# EXERCISE PROMPT
For the listing below, give the number of lines in which "screenshot" occurs. Add nothing.

# STORED ROWS
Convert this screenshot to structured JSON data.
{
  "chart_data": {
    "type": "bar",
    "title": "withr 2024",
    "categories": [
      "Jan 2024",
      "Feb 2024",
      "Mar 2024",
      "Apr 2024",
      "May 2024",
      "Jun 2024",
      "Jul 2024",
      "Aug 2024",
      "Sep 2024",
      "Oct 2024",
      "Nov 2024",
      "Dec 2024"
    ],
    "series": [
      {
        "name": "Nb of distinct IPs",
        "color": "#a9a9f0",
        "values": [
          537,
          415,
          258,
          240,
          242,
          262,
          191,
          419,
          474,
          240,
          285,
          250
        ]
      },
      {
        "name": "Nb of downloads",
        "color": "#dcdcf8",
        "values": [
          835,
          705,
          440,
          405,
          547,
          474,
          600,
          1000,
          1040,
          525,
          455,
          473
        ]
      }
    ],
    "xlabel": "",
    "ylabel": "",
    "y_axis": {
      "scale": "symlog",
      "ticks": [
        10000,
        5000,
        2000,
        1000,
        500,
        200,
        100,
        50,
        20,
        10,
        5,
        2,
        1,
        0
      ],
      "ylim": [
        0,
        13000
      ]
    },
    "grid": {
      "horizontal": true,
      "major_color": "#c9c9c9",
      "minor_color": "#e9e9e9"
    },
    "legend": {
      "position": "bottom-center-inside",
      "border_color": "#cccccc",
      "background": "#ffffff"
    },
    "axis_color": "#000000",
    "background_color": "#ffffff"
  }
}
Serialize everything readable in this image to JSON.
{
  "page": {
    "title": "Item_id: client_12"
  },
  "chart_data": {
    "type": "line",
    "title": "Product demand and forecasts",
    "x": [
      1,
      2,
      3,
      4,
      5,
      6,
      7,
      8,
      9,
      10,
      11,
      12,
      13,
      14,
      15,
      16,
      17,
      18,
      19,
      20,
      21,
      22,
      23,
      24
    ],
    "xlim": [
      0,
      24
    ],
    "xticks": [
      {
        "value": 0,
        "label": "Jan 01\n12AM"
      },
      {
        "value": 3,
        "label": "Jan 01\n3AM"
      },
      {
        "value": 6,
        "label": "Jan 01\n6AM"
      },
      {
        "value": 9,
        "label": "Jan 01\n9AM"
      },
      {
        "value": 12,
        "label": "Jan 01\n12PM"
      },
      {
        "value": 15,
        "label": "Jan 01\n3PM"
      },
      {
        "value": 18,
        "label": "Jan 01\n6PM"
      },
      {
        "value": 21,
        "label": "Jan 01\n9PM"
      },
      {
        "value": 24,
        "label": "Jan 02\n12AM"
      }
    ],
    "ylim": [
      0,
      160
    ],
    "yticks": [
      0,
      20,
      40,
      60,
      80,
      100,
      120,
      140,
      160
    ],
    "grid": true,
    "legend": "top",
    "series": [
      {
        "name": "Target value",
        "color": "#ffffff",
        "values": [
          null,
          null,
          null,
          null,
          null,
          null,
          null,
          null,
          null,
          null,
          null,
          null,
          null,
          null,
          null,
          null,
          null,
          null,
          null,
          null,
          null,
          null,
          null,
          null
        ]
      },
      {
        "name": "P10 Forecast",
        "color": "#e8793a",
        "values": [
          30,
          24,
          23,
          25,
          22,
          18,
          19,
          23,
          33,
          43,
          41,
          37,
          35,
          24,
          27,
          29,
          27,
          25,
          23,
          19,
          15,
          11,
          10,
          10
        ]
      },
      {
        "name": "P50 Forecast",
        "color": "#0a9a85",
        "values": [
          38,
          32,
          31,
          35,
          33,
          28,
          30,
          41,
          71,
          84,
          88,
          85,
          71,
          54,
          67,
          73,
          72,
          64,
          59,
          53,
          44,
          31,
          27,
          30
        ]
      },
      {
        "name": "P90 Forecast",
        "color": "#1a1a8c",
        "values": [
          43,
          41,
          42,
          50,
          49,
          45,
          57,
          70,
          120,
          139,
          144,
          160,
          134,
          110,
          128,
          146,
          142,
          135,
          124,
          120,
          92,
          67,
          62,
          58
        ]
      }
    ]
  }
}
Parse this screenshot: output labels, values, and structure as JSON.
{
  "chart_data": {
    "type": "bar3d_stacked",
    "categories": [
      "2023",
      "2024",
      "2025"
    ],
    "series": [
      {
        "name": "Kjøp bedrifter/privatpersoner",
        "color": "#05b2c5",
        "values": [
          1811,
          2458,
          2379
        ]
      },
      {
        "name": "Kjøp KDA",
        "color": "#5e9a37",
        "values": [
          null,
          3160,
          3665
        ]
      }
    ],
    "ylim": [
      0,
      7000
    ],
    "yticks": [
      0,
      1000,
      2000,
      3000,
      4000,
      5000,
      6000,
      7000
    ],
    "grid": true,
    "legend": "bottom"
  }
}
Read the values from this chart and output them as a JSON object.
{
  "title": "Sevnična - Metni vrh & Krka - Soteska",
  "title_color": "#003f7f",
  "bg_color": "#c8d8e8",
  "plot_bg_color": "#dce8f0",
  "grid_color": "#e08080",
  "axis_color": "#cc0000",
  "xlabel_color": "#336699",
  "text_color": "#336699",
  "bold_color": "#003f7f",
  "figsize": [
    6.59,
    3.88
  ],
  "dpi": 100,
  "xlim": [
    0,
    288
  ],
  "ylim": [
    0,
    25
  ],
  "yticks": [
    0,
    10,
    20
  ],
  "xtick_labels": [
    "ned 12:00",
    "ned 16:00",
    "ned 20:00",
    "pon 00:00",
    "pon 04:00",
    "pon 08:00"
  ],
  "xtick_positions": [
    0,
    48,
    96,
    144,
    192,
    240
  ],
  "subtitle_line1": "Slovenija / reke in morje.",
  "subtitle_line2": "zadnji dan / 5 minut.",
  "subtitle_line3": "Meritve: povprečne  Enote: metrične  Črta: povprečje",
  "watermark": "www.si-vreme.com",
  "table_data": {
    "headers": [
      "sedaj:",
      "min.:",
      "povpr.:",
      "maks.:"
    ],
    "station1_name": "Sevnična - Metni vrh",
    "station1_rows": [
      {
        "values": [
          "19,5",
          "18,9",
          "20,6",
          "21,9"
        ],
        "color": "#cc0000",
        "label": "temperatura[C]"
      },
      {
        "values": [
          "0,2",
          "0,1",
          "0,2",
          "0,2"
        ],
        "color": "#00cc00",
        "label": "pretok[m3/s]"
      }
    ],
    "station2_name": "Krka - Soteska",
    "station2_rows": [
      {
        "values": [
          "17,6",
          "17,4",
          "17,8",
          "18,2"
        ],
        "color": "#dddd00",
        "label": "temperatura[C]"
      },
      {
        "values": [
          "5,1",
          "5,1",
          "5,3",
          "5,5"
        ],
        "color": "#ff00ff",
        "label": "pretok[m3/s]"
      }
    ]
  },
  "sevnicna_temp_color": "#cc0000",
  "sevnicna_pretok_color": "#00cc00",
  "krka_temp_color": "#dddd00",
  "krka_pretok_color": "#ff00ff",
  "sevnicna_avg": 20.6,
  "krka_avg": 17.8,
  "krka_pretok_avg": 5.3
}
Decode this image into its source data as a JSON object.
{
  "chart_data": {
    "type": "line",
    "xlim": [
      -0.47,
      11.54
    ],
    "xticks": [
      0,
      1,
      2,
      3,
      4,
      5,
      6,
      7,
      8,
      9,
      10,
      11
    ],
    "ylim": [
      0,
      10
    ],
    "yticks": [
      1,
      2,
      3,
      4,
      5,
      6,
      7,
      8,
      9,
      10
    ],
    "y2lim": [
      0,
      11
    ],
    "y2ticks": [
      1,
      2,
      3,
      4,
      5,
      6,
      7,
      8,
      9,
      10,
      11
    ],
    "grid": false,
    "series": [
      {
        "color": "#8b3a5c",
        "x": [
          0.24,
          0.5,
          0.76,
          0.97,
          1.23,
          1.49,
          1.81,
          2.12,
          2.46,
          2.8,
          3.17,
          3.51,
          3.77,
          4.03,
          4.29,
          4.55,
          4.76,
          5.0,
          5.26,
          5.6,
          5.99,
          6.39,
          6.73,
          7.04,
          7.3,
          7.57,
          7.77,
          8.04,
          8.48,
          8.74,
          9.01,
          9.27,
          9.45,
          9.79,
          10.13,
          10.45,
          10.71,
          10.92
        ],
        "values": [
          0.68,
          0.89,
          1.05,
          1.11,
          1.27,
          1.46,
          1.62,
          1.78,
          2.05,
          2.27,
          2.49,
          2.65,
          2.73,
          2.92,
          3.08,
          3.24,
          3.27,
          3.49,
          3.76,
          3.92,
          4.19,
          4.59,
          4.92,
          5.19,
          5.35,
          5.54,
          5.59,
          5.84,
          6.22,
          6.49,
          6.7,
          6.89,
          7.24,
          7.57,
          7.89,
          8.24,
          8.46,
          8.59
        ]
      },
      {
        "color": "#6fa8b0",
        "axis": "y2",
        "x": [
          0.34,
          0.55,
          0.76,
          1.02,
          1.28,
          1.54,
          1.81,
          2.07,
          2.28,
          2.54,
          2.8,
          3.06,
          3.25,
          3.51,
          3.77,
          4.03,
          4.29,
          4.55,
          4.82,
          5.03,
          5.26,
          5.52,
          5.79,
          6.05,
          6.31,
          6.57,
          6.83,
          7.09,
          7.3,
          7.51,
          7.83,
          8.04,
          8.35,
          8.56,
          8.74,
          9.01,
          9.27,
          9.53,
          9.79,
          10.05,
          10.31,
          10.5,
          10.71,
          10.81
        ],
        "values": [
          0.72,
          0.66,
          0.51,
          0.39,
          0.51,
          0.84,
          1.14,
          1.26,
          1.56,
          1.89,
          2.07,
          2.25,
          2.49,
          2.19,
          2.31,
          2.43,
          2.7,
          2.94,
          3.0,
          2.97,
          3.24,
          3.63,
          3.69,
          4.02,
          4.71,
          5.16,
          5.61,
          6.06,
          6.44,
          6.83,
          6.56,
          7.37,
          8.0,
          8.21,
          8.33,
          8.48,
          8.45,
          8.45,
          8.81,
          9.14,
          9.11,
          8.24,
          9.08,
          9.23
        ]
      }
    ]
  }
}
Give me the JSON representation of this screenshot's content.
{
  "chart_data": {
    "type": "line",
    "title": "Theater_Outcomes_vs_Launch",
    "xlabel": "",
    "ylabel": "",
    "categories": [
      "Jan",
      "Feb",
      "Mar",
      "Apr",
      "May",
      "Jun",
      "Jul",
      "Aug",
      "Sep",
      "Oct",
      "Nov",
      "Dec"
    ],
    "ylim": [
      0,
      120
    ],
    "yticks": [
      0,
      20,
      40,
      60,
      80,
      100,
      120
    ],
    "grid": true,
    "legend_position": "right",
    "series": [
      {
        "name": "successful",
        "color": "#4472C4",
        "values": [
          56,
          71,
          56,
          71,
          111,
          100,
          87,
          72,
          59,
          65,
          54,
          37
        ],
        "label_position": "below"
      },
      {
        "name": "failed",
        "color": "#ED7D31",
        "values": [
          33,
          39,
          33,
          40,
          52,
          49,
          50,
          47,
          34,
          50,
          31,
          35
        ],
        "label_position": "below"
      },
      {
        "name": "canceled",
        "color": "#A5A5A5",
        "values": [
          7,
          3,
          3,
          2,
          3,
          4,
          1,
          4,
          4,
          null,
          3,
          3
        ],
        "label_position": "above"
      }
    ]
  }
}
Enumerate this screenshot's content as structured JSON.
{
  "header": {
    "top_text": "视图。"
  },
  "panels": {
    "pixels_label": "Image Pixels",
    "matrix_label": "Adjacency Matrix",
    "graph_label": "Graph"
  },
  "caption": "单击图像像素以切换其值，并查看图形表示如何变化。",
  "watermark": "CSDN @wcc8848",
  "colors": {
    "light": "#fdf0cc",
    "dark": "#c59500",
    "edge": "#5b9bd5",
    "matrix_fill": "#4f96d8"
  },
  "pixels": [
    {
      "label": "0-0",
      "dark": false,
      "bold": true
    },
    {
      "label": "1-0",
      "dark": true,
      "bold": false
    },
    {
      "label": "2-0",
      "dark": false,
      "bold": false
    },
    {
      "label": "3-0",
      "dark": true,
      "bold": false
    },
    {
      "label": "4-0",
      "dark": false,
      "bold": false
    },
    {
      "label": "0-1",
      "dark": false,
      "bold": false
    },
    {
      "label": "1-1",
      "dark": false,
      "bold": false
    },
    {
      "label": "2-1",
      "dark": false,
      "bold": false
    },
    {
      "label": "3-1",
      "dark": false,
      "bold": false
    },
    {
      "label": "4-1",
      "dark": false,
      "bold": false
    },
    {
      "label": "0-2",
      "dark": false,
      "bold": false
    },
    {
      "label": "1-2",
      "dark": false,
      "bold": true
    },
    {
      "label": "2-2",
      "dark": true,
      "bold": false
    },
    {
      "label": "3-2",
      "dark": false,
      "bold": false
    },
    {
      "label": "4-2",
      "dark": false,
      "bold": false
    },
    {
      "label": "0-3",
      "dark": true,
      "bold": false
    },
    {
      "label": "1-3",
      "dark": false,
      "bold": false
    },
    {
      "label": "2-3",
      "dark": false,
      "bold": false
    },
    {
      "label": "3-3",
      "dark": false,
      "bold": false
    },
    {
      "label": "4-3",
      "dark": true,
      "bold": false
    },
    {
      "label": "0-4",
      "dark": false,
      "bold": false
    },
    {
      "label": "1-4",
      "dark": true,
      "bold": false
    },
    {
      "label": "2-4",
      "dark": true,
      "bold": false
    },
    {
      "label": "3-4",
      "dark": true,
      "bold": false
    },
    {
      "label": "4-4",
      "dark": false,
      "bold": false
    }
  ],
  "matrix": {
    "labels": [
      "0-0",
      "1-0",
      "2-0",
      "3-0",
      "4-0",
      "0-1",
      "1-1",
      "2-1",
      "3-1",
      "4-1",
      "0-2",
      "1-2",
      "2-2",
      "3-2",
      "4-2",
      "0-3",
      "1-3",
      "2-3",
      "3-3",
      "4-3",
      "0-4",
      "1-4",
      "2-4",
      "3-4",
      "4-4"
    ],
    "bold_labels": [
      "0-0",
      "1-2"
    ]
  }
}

# RESPONSE
4